== INSTRUÇÕES DA TAREFA ==
Transcreva sem alterações o trecho do texto sobre Tempelhof que começa em "Há quem venha" e termina em "de um piquenique.".

== TEXTO ==
——————

No dia 6 de Junho de 2019, em que Berlim foi a capital europeia mais quente, registando 33 graus Celsius à sombra, a Regina e o Markus, munido de geladeira com cervejas e salame de carne, deram-nos a conhecer, a mim e à Clara, o maior parque público da cidade. A sua criação data de 2010, depois do encerramento do aeroporto de Tempelhof, dois anos antes, e de os berlinenses terem sido chamados a pronunciar-se sobre o destino a dar às antigas instalações aeroportuárias, que incluem terminais de partida e chegada, hangares e oficinas, pistas de aviação e espaços envolventes.
Beneficiando deste envolvimento cívico e de algum investimento público, o aeroporto de Tempelhof transformou-se em poucos anos no principal local de lazer da cidade alemã, ou seja, no Tempelhofer Feld, um espaço de cerca de 400 hectares onde é possível a prática de bicicleta, skate, patins, segway ou kitesurf, mas também a realização de festivais de música, actividades de conservação da natureza e agricultura sustentável, de economia circular e colaborativa, assim como o desenvolvimento de processos participativos como os que dizem respeito a criação e gestão de hortas-jardins comunitários pelos cidadãos.
Há quem venha propositadamente do centro de Berlim, de comboio, como nós fizemos, para passar uns bons momentos no seu “paraíso” de 4 metros x 4 metros, entre canteiros de flores e legumes, com uma viola ou um livro nas mãos, apanhado ali perto, na pequena biblioteca instalada dentro de uma espécie de cabina telefónica. Há também aqueles que vivem nas redondezas e chegam a pé ou de bicicleta, em grupos de amigos ou famílias, para tomar apenas ar ou refastelar-se na relva a pretexto de um piquenique.
Construído nas décadas de 20 e 30 do século passado, o aeroporto de Tempelhof serviu também para manutenção de aeronaves e de base militar durante o regime nazi. Em 1945, foi ocupado pelo exército soviético e, nesse mesmo ano, entregue à administração americana. Tornou-se ainda um dos principais cenários de uma das mais graves crises da Guerra Fria. Durante o bloqueio terrestre de Berlim pelas forças soviéticas, entre Junho de 1948 e Maio de 1949, o abastecimento de Berlim Ocidental foi assegurado pelas Forças Aéreas dos EUA e Reino Unido através, precisamente, do aeroporto de Tempelhof. Só em 1993, a Força Aérea norte-americana devolveria o aeroporto à cidade.
Graham Greene, no seu Journey without maps, transporta-nos aos anos 30 do século passado, descrevendo uma aterragem no Tempelhof.

——————

== MATERIAL EXTRAÍDO ==
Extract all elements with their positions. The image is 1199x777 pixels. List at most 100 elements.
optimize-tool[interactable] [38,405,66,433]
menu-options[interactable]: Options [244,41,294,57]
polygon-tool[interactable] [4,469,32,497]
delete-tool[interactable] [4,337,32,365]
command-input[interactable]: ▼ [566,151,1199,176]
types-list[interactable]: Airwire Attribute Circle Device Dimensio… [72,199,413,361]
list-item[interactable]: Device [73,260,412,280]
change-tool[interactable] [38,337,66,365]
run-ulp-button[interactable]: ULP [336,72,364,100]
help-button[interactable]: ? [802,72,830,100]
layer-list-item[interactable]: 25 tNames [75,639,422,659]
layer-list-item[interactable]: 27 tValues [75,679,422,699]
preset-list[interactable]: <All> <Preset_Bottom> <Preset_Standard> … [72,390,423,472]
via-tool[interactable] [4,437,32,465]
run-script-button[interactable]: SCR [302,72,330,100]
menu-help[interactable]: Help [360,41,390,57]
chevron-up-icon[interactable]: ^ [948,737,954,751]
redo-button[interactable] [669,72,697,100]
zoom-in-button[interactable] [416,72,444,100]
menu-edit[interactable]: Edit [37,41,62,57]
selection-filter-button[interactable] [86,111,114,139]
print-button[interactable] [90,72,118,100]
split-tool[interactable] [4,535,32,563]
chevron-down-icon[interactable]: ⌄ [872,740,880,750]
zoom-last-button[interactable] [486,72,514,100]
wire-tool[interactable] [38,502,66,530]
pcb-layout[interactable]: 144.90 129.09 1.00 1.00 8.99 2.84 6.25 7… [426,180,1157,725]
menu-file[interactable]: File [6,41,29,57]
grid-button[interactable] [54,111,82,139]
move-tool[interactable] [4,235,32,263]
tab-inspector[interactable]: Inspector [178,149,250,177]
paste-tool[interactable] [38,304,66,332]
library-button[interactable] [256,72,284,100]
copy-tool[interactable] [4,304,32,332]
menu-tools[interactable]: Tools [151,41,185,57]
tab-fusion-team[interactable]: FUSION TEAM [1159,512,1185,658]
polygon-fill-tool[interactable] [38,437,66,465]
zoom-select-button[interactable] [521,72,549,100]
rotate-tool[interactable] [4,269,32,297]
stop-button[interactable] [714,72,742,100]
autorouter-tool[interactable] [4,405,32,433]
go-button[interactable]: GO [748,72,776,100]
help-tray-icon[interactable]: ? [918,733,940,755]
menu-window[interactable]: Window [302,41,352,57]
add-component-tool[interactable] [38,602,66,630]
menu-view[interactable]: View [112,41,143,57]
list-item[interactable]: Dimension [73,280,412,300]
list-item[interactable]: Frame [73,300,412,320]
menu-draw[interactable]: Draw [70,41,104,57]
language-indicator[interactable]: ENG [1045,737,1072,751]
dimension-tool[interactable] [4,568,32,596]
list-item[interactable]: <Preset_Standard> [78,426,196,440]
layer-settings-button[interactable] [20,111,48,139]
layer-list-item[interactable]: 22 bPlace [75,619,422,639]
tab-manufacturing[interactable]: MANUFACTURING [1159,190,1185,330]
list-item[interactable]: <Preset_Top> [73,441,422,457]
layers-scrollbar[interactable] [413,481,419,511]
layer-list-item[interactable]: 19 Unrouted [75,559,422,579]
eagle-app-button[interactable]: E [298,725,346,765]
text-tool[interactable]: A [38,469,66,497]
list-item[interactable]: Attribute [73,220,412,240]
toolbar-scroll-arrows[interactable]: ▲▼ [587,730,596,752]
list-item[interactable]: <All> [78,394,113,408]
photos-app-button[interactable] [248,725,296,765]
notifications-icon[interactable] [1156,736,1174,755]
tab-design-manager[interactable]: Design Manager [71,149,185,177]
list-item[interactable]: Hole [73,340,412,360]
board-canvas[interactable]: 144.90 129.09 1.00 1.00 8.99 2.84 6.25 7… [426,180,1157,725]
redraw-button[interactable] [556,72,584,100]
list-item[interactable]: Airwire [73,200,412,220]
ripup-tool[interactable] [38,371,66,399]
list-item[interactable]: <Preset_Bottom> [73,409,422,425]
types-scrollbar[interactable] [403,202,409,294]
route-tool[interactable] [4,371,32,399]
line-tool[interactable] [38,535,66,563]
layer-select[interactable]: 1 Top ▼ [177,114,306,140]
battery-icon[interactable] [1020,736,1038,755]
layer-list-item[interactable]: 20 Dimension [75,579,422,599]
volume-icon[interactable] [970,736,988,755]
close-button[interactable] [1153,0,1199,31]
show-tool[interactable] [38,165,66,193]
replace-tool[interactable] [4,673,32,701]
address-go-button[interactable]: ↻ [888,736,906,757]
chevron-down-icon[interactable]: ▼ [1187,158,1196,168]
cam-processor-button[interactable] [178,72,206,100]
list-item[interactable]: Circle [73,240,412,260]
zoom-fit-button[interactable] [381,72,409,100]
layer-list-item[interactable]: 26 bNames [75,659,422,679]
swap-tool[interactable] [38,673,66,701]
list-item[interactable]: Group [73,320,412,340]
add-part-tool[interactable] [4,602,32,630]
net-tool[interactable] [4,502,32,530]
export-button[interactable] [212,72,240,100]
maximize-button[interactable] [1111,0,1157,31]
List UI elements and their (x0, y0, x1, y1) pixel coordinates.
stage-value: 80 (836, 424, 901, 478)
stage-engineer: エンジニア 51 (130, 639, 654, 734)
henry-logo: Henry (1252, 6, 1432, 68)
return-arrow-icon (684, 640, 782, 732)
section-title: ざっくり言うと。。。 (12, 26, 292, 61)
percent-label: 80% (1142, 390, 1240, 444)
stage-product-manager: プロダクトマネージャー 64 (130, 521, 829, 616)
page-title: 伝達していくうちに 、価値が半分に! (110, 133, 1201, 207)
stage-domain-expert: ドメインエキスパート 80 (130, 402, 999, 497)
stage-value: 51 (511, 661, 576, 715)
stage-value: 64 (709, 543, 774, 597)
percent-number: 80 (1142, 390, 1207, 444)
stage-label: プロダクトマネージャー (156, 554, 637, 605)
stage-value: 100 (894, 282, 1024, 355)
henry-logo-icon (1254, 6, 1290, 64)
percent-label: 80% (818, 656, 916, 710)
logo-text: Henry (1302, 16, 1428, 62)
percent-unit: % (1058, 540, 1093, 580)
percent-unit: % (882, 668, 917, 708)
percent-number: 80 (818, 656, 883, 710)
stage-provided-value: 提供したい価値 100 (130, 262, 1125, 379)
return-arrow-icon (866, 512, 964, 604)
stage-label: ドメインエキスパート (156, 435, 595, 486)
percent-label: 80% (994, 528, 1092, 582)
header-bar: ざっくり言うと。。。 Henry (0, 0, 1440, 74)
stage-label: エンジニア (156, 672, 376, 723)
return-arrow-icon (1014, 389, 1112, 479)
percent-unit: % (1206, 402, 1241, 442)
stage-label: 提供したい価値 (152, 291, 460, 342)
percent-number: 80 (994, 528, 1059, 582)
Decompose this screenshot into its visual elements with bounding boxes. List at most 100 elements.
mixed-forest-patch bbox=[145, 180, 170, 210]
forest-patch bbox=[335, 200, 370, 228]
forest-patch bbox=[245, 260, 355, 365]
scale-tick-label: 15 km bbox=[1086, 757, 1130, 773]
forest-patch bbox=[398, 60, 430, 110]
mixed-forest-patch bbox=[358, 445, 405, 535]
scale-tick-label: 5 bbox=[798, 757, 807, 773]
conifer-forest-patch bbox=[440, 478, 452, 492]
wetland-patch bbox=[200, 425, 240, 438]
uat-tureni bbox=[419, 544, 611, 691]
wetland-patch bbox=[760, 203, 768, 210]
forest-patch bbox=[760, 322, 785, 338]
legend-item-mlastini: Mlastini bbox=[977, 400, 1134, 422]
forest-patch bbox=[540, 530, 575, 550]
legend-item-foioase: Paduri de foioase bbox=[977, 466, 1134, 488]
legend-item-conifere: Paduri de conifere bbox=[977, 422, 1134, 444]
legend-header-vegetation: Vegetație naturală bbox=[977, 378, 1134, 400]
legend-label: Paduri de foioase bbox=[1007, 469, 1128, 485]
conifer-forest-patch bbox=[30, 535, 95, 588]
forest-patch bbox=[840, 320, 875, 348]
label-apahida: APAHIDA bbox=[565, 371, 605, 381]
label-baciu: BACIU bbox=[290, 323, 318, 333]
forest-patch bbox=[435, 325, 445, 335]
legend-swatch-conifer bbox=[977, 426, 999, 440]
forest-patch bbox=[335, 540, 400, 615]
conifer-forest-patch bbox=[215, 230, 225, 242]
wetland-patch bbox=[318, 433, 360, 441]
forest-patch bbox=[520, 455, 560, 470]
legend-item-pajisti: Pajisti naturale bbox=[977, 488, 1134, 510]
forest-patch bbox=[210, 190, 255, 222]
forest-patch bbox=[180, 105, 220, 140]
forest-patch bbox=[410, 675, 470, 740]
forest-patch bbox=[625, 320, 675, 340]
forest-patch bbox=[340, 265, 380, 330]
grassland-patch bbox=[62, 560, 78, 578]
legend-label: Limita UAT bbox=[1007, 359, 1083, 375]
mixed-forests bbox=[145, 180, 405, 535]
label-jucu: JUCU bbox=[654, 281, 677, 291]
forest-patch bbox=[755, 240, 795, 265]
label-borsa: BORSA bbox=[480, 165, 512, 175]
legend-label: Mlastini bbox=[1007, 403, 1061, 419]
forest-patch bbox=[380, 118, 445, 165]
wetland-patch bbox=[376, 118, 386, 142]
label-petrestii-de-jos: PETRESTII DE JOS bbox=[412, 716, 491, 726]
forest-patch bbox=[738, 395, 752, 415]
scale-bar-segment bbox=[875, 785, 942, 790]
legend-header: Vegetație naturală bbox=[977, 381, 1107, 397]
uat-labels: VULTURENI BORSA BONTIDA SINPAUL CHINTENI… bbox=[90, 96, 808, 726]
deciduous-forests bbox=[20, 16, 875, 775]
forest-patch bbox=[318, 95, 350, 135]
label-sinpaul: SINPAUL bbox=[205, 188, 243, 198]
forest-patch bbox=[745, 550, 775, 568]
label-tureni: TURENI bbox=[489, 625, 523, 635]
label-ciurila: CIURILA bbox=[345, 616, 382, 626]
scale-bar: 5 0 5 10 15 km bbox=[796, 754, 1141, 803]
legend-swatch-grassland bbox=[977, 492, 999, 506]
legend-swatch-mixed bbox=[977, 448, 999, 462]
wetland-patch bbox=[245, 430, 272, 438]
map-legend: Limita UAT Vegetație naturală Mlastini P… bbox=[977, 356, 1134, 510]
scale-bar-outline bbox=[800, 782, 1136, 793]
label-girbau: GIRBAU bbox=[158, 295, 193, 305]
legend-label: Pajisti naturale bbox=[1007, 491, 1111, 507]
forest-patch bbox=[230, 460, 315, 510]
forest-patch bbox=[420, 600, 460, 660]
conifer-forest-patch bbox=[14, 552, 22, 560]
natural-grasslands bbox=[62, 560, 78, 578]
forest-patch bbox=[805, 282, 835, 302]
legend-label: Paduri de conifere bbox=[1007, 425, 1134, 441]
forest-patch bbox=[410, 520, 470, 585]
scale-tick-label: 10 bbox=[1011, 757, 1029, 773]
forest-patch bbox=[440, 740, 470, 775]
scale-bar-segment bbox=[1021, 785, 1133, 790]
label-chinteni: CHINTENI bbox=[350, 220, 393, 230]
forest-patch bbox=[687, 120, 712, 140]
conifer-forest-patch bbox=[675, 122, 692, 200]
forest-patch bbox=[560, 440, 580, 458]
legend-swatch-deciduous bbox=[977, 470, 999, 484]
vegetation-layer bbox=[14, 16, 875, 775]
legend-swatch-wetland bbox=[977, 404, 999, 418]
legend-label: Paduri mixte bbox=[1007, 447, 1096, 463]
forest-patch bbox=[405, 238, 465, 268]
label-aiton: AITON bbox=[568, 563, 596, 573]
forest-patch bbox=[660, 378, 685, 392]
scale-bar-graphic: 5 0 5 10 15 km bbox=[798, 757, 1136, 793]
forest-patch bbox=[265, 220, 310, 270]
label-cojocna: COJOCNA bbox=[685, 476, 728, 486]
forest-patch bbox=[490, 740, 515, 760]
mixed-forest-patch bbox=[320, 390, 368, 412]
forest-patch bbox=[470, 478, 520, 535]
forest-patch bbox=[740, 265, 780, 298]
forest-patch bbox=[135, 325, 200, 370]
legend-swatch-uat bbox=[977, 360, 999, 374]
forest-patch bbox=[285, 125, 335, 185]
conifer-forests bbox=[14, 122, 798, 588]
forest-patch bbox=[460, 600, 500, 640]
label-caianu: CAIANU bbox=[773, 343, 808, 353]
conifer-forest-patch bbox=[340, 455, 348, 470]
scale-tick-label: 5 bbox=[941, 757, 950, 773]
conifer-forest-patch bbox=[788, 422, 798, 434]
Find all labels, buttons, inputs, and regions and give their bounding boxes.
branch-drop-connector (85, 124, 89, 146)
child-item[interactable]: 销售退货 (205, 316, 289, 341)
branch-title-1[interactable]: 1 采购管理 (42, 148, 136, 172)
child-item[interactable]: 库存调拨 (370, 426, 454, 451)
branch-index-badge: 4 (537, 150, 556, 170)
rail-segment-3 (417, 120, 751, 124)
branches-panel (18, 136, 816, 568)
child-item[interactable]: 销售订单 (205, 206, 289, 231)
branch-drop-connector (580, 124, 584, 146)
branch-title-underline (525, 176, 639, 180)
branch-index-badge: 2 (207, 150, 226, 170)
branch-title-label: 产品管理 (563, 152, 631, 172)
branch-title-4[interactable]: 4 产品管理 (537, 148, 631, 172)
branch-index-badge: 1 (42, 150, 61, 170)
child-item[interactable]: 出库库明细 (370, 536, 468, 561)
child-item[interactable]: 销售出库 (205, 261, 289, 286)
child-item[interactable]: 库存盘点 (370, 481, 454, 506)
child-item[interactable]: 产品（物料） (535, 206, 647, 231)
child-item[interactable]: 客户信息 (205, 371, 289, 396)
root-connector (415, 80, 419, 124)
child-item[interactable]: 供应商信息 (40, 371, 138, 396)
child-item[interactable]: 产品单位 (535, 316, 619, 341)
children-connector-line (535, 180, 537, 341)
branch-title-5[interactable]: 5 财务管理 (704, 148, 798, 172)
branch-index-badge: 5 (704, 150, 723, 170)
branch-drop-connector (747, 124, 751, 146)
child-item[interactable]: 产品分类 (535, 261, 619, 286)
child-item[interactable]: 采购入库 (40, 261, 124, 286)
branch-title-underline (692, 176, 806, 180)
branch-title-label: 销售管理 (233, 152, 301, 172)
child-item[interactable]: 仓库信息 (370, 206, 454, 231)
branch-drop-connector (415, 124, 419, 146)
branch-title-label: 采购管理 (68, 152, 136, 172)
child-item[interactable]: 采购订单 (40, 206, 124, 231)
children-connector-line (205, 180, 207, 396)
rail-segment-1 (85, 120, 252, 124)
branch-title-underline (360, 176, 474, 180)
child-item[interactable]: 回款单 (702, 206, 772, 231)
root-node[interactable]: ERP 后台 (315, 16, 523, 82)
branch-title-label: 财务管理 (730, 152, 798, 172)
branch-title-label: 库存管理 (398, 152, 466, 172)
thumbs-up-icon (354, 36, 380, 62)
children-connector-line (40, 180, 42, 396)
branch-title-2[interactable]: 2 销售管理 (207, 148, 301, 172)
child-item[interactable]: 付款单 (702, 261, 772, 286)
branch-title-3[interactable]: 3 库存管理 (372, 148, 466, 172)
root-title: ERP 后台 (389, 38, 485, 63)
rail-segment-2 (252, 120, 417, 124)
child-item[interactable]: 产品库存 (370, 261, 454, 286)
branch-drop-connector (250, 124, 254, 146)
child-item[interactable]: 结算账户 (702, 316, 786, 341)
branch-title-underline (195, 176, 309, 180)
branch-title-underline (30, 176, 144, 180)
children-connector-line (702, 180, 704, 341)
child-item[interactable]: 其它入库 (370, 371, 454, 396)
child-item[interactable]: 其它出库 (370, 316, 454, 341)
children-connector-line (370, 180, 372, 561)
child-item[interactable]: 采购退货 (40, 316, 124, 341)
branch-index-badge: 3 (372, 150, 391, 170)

——————

== RESPOSTA ==
Há quem venha propositadamente do centro de Berlim, de comboio, como nós fizemos, para passar uns bons momentos no seu “paraíso” de 4 metros x 4 metros, entre canteiros de flores e legumes, com uma viola ou um livro nas mãos, apanhado ali perto, na pequena biblioteca instalada dentro de uma espécie de cabina telefónica. Há também aqueles que vivem nas redondezas e chegam a pé ou de bicicleta, em grupos de amigos ou famílias, para tomar apenas ar ou refastelar-se na relva a pretexto de um piquenique.